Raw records
━━━

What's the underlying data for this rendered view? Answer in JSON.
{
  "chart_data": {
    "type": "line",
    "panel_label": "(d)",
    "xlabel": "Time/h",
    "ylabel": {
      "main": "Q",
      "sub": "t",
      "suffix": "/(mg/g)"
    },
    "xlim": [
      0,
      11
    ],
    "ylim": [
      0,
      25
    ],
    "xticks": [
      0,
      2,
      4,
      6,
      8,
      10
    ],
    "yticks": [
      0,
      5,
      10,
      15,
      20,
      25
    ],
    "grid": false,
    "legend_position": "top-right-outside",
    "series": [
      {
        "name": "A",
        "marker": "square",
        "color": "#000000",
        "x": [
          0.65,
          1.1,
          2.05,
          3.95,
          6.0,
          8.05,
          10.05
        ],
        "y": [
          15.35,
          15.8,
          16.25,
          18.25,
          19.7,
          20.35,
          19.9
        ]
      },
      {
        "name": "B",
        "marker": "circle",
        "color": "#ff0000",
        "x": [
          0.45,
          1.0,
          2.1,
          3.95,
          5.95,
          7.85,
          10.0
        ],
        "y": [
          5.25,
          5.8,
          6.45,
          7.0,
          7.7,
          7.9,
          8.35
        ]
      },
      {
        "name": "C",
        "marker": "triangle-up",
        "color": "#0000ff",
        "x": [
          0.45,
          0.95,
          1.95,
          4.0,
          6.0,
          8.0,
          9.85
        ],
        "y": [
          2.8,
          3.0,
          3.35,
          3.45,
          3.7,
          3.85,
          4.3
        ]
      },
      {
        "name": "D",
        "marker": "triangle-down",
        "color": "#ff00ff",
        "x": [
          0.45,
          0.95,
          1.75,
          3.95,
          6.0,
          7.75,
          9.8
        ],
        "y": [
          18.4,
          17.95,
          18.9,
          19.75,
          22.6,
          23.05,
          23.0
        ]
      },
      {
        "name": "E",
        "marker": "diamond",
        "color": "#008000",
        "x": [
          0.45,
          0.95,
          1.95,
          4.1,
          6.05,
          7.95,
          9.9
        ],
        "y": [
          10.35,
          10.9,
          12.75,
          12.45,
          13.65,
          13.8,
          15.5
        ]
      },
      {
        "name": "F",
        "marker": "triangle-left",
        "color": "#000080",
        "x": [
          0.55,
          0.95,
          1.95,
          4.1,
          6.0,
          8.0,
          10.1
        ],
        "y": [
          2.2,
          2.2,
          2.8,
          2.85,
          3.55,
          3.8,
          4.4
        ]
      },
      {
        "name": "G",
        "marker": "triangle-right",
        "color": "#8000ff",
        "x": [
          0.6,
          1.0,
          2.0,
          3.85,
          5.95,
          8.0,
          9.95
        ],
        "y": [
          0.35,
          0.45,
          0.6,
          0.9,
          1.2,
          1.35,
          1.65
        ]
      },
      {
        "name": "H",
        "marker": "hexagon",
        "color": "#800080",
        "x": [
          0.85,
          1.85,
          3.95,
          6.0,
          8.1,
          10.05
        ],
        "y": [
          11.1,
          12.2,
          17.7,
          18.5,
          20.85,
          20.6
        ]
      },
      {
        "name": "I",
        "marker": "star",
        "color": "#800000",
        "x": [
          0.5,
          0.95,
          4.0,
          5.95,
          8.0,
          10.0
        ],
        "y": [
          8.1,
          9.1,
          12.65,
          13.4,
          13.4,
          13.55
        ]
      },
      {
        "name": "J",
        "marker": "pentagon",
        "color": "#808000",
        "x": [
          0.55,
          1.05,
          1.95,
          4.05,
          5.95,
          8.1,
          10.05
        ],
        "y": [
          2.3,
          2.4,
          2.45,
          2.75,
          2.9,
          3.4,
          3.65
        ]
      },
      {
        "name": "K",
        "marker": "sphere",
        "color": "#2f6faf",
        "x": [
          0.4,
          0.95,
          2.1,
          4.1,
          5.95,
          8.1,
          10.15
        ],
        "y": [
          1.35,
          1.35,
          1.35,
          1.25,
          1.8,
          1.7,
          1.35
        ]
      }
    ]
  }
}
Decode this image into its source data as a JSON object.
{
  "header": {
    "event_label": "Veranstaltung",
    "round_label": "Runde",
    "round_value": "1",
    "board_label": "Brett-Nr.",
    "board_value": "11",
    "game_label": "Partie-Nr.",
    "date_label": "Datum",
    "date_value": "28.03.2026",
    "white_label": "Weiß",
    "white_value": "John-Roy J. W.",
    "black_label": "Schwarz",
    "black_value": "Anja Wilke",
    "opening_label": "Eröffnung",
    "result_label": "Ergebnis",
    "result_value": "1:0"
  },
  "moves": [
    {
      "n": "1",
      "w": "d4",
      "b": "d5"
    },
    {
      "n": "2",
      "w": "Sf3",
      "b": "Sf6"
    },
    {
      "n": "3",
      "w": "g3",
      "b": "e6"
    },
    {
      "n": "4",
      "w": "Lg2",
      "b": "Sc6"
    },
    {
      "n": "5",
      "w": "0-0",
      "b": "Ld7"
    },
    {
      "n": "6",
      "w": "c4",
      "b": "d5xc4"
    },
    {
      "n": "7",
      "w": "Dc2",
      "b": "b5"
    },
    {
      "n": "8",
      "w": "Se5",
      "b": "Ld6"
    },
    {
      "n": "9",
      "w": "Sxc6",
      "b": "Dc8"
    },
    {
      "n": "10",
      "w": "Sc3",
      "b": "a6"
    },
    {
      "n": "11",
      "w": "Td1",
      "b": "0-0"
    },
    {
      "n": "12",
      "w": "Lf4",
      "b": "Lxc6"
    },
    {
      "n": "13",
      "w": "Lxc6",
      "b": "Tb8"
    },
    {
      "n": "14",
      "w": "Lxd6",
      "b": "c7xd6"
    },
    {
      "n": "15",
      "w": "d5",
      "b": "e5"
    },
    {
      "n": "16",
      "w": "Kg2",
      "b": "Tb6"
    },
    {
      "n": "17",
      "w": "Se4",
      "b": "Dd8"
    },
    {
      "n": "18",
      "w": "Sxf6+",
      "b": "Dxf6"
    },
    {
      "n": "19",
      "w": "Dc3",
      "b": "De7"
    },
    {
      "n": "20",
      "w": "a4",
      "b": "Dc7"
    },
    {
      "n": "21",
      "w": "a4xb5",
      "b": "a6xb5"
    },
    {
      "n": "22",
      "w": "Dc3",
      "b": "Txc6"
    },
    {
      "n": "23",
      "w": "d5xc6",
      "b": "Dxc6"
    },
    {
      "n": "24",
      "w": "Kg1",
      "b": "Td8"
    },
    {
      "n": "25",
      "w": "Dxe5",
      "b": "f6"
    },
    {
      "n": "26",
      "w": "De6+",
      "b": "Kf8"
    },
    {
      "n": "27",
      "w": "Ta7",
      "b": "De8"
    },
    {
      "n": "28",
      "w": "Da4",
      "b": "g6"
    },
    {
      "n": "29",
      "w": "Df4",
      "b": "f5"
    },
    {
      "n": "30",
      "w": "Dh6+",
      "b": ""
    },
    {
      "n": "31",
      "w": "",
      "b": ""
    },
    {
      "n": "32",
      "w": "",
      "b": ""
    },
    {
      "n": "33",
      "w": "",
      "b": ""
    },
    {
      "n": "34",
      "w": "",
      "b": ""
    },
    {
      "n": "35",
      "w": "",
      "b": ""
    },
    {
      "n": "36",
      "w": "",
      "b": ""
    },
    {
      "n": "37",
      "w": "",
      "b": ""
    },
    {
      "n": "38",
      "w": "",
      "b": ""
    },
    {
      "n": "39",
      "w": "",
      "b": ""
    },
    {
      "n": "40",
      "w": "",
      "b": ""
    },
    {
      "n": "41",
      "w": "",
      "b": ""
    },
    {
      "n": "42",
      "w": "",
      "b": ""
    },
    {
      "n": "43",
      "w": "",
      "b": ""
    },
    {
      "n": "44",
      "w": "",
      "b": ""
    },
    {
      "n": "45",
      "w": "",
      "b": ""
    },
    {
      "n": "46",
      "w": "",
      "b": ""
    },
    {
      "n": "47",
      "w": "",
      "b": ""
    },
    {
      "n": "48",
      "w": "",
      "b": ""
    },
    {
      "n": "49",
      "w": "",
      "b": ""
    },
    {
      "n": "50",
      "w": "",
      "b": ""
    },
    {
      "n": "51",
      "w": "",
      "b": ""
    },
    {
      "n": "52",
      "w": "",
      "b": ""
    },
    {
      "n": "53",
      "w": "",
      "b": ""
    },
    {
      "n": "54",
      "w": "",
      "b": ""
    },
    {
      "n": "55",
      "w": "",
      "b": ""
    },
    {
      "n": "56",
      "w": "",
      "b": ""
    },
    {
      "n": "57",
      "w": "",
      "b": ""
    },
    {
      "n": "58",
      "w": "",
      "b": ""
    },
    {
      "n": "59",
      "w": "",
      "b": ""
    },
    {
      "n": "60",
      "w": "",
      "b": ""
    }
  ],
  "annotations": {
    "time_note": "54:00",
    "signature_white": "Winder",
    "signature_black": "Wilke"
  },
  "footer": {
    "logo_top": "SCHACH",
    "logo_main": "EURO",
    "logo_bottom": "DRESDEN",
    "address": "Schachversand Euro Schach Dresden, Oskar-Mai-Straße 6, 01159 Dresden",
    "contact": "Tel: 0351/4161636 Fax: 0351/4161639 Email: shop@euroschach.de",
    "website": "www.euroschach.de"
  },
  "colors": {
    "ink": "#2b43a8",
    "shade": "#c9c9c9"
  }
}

━━━

Pull out each line containing the word "euroschach" and copy it.

→ **Result of the task**:
    "contact": "Tel: 0351/4161636 Fax: 0351/4161639 Email: shop@euroschach.de",
    "website": "www.euroschach.de"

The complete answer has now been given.